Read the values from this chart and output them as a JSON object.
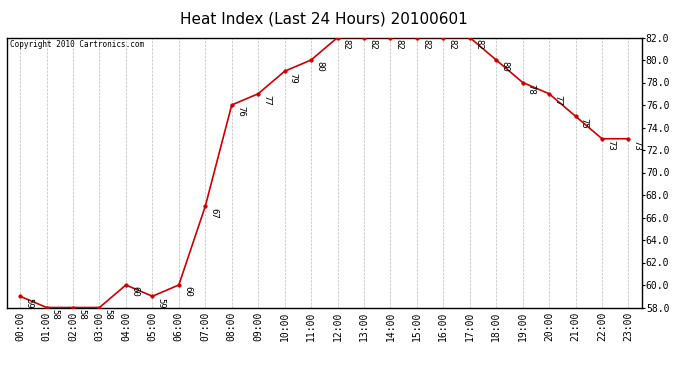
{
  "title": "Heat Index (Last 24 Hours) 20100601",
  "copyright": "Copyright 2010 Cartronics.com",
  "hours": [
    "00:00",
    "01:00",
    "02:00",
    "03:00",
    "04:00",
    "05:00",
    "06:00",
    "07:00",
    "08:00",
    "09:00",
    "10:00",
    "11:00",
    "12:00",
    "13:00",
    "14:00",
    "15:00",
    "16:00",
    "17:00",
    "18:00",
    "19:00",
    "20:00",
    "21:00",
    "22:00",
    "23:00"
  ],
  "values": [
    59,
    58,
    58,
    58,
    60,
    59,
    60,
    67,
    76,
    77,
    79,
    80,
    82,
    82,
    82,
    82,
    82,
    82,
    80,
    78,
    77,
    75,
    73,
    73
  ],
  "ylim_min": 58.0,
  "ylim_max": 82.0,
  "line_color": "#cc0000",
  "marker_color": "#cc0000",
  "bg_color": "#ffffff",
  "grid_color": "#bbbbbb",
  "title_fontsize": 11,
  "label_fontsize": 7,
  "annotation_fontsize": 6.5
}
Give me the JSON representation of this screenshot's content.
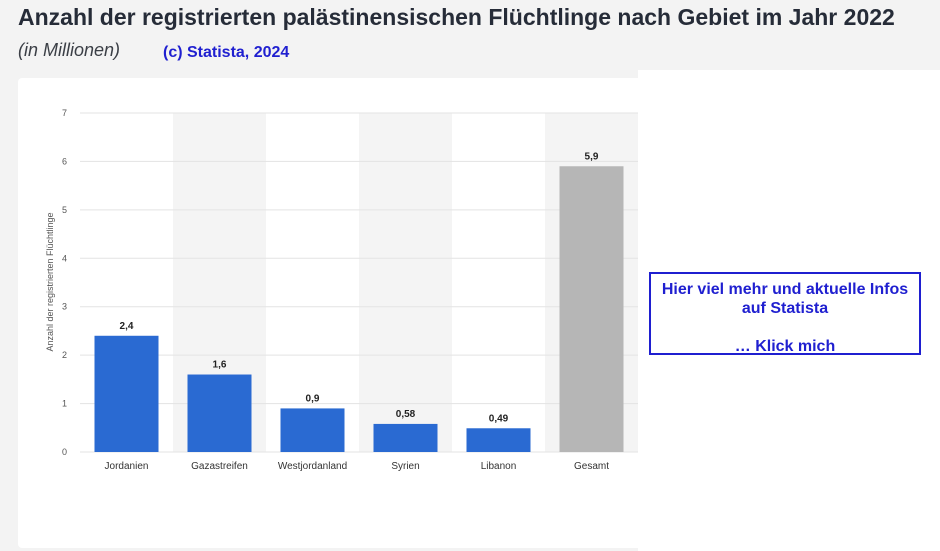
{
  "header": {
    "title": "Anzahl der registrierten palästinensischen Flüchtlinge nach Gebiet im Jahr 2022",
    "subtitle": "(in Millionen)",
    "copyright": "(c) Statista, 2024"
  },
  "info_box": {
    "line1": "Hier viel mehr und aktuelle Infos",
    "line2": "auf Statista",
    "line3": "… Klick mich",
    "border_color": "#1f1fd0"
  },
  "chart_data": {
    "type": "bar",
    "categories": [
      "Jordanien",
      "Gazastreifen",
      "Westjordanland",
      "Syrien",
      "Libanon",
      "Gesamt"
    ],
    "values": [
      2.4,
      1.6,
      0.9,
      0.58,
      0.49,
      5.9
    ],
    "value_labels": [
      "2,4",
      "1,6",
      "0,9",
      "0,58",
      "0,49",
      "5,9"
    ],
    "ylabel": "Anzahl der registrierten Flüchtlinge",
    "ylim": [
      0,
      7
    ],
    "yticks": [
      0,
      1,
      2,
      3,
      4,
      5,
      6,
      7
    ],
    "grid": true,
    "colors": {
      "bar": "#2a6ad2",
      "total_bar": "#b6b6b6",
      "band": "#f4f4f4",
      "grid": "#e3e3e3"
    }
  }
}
------------------------------
### [What is expected]
Lines that hold the word "JSON" are the ones to return, every one of them.

### [Worked answer]
Read the values from this chart and output them as a JSON object.
Give me the JSON representation of this screenshot's content.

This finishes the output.